Goal:
Copy every entry word for word. Skip the pictures.

Raw records:
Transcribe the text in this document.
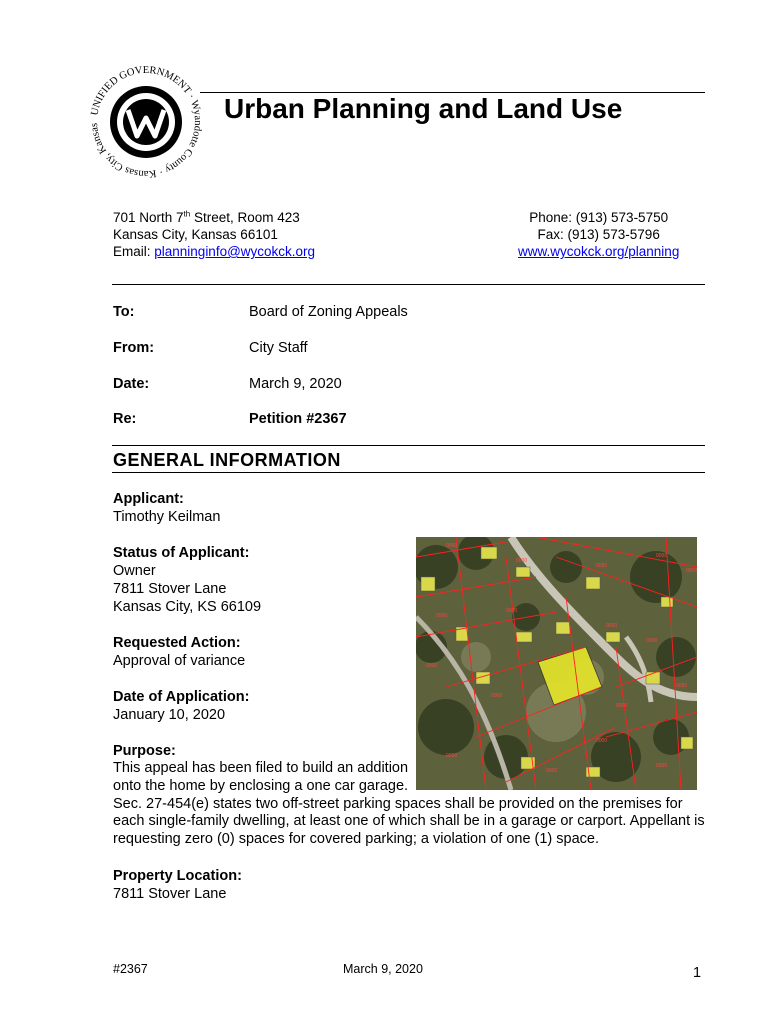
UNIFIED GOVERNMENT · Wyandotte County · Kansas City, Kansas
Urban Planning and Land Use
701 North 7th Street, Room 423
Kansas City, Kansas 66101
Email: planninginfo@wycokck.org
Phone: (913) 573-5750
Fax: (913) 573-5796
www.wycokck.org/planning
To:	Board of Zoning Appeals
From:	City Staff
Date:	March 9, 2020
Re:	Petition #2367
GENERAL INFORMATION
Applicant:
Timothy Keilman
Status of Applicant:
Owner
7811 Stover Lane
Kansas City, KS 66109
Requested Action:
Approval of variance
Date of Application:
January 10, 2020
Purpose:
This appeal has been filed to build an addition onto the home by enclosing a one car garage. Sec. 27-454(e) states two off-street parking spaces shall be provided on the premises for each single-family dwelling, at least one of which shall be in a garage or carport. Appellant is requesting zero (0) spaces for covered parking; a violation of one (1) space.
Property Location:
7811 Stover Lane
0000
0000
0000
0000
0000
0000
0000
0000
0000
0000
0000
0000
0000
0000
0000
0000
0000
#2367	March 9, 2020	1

Response to this task:
Transcribe the text in this document.
UNIFIED GOVERNMENT · Wyandotte County · Kansas City, Kansas
Urban Planning and Land Use
701 North 7th Street, Room 423
Kansas City, Kansas 66101
Email: planninginfo@wycokck.org
Phone: (913) 573-5750
Fax: (913) 573-5796
www.wycokck.org/planning
To:	Board of Zoning Appeals
From:	City Staff
Date:	March 9, 2020
Re:	Petition #2367
GENERAL INFORMATION
Applicant:
Timothy Keilman
Status of Applicant:
Owner
7811 Stover Lane
Kansas City, KS 66109
Requested Action:
Approval of variance
Date of Application:
January 10, 2020
Purpose:
This appeal has been filed to build an addition onto the home by enclosing a one car garage. Sec. 27-454(e) states two off-street parking spaces shall be provided on the premises for each single-family dwelling, at least one of which shall be in a garage or carport. Appellant is requesting zero (0) spaces for covered parking; a violation of one (1) space.
Property Location:
7811 Stover Lane
0000
0000
0000
0000
0000
0000
0000
0000
0000
0000
0000
0000
0000
0000
0000
0000
0000
#2367	March 9, 2020	1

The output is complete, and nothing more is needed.